REQUIRED WORK
Please count the lines below that contain the word "dashed", and reply with that number alone.

(Dataset rows about figures)
□ □ □ □ □

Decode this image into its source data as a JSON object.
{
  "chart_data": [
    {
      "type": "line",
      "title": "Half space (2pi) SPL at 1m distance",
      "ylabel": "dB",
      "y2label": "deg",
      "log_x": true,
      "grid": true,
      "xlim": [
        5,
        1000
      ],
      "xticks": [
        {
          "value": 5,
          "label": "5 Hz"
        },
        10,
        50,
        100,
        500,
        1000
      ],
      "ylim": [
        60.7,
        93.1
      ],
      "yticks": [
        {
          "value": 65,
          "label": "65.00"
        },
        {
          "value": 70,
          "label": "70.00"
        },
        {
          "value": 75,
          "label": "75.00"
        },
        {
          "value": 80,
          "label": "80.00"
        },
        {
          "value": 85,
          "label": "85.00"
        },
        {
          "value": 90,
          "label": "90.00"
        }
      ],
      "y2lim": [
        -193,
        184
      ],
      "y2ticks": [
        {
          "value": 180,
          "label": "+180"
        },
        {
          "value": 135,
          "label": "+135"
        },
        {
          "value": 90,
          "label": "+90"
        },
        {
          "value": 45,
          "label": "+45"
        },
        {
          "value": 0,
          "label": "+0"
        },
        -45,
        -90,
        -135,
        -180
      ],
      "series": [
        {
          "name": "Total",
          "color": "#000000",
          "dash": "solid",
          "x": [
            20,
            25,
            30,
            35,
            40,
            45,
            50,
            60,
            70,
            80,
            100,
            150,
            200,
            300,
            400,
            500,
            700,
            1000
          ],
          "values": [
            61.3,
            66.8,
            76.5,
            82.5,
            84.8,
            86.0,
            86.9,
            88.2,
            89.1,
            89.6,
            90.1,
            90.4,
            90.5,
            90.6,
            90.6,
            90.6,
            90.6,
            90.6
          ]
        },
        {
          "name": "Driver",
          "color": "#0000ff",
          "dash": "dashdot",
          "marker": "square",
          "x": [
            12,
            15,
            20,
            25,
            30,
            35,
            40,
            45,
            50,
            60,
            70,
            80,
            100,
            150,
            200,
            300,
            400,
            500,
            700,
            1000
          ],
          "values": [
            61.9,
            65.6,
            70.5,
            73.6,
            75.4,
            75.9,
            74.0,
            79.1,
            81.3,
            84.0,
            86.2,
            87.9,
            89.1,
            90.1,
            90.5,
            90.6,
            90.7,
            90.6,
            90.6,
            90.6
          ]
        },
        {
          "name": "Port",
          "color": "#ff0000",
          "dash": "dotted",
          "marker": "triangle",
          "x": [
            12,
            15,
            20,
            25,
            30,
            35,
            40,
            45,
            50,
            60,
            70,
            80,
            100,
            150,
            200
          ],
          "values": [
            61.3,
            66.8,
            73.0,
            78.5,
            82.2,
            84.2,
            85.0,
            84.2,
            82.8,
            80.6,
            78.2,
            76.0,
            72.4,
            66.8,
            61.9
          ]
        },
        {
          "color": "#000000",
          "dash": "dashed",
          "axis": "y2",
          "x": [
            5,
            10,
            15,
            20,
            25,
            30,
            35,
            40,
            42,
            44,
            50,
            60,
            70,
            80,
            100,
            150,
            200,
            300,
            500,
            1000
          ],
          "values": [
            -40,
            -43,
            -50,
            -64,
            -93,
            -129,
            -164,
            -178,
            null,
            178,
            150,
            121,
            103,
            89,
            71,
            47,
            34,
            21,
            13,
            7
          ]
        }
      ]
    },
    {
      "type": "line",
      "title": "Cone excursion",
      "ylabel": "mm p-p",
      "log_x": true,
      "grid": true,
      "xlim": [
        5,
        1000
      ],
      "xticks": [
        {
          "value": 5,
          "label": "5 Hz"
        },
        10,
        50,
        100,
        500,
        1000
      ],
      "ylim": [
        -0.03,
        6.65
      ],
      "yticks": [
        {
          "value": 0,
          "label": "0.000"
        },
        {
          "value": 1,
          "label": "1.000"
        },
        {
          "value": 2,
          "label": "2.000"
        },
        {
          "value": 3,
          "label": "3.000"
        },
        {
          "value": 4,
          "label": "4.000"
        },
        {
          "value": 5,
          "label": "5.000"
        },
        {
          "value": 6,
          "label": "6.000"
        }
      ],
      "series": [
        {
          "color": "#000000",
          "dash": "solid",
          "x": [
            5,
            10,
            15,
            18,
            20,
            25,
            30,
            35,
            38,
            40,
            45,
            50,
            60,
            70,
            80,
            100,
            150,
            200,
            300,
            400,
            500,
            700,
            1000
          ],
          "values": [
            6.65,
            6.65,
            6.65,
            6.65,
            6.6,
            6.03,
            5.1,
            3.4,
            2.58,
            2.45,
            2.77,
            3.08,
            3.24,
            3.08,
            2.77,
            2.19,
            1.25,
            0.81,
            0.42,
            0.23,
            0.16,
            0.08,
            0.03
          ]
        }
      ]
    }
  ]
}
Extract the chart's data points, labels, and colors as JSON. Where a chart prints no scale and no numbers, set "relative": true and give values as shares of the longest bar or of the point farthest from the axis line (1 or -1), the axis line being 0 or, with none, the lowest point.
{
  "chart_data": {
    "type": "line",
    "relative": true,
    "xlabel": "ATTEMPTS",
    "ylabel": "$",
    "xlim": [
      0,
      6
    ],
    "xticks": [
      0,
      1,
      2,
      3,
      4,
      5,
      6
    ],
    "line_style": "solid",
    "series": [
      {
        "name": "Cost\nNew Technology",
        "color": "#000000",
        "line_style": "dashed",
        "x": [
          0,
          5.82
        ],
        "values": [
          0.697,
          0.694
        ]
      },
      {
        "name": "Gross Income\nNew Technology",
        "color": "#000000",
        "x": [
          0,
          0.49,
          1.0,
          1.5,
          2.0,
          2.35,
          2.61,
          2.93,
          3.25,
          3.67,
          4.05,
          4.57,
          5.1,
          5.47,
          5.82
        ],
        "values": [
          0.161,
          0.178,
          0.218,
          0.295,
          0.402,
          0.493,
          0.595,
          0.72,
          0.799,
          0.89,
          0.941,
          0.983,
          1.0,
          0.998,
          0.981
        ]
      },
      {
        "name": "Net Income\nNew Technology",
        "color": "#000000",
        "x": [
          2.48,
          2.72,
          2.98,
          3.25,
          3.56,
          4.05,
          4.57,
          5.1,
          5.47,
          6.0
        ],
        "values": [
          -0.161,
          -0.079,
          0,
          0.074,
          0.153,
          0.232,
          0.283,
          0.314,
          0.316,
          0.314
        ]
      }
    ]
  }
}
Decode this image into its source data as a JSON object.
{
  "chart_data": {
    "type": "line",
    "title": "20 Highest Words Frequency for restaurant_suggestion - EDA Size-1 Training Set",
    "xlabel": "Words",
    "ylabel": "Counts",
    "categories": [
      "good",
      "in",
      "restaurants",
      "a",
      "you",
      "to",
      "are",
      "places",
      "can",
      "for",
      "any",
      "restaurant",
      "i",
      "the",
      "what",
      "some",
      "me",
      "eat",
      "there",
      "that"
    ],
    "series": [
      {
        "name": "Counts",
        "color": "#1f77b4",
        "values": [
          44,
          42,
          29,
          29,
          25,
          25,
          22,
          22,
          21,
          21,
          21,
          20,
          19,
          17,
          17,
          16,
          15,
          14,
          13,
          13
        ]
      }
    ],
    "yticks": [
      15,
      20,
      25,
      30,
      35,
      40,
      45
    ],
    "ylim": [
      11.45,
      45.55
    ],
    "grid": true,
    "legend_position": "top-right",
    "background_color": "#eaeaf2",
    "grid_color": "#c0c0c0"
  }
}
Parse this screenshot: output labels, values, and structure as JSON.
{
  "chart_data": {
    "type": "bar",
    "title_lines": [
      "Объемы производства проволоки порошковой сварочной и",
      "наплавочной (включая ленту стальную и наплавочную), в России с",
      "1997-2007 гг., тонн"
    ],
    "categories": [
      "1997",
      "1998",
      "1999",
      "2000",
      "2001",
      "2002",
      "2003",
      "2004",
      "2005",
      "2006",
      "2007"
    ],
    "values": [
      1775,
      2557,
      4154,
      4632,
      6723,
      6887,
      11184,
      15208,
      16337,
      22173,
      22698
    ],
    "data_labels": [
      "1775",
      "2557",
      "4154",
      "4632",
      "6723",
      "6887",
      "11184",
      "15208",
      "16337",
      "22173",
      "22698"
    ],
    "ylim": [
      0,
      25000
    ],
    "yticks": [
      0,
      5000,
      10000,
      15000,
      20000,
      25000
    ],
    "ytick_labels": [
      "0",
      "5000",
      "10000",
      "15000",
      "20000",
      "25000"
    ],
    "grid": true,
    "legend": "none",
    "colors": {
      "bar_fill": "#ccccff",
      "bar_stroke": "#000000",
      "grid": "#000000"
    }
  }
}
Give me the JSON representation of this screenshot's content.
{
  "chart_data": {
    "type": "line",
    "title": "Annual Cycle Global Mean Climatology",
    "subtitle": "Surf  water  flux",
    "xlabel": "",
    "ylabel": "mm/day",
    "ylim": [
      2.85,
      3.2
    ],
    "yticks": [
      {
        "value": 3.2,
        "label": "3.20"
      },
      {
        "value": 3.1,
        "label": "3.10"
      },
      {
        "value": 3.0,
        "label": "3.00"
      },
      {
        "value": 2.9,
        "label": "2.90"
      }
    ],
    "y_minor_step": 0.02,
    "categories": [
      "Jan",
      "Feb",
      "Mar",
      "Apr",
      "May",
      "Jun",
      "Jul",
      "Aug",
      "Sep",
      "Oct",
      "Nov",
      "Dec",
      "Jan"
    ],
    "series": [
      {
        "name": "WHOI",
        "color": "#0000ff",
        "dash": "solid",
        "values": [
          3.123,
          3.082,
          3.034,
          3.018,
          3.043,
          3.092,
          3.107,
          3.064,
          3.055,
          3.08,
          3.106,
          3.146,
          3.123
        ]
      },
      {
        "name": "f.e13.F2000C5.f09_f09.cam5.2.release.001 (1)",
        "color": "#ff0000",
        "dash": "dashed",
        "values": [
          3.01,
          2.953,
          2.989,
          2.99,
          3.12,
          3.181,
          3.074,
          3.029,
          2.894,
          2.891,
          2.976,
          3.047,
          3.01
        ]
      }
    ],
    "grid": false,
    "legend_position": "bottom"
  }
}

□ □ □ □ □

FINAL RESULT
3